What the exercise asks: Extract every line that contains the string "Minas".

Exercise materials:
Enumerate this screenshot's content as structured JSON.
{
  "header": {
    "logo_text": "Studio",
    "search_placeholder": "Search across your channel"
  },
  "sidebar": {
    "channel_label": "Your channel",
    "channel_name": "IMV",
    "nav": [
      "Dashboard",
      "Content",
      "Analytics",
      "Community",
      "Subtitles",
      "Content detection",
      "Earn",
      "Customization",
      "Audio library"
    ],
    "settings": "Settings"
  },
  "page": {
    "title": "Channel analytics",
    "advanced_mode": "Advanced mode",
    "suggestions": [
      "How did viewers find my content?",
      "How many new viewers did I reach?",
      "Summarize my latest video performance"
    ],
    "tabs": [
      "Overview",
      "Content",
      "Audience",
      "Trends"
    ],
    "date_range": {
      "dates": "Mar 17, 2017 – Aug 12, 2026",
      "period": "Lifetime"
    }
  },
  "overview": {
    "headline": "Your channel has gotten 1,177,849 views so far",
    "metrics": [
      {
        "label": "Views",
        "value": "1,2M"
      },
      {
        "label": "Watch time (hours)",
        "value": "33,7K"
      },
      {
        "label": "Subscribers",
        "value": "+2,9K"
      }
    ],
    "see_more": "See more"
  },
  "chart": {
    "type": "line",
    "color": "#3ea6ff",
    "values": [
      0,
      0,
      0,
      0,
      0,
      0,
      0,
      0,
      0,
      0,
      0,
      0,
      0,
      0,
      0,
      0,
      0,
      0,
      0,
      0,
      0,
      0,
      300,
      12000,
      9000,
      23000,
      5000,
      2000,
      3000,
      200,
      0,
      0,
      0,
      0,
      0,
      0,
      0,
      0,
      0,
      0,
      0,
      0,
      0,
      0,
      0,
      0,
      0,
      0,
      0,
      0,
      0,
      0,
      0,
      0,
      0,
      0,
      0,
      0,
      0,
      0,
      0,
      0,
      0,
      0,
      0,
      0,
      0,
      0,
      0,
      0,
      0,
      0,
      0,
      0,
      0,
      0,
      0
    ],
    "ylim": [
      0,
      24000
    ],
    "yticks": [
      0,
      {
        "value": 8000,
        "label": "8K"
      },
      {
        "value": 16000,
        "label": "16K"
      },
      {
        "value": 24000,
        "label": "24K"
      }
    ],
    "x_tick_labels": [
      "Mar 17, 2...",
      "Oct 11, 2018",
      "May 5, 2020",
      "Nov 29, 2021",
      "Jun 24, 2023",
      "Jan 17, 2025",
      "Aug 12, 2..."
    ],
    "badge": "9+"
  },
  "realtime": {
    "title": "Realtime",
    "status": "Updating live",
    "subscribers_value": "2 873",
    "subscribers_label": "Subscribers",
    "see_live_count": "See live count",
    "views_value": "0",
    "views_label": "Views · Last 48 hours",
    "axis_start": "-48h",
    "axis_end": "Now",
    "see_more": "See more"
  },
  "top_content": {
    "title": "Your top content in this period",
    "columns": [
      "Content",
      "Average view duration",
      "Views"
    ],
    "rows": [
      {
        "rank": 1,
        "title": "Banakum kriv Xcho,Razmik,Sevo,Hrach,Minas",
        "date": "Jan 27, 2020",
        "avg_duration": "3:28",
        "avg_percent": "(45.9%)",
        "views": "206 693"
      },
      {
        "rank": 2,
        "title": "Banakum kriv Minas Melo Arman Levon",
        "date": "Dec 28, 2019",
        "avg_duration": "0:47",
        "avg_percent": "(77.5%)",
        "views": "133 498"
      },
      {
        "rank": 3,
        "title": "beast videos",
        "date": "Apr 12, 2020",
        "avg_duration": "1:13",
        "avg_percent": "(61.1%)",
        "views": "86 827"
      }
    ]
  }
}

Written answer:
        "title": "Banakum kriv Xcho,Razmik,Sevo,Hrach,Minas",
        "title": "Banakum kriv Minas Melo Arman Levon",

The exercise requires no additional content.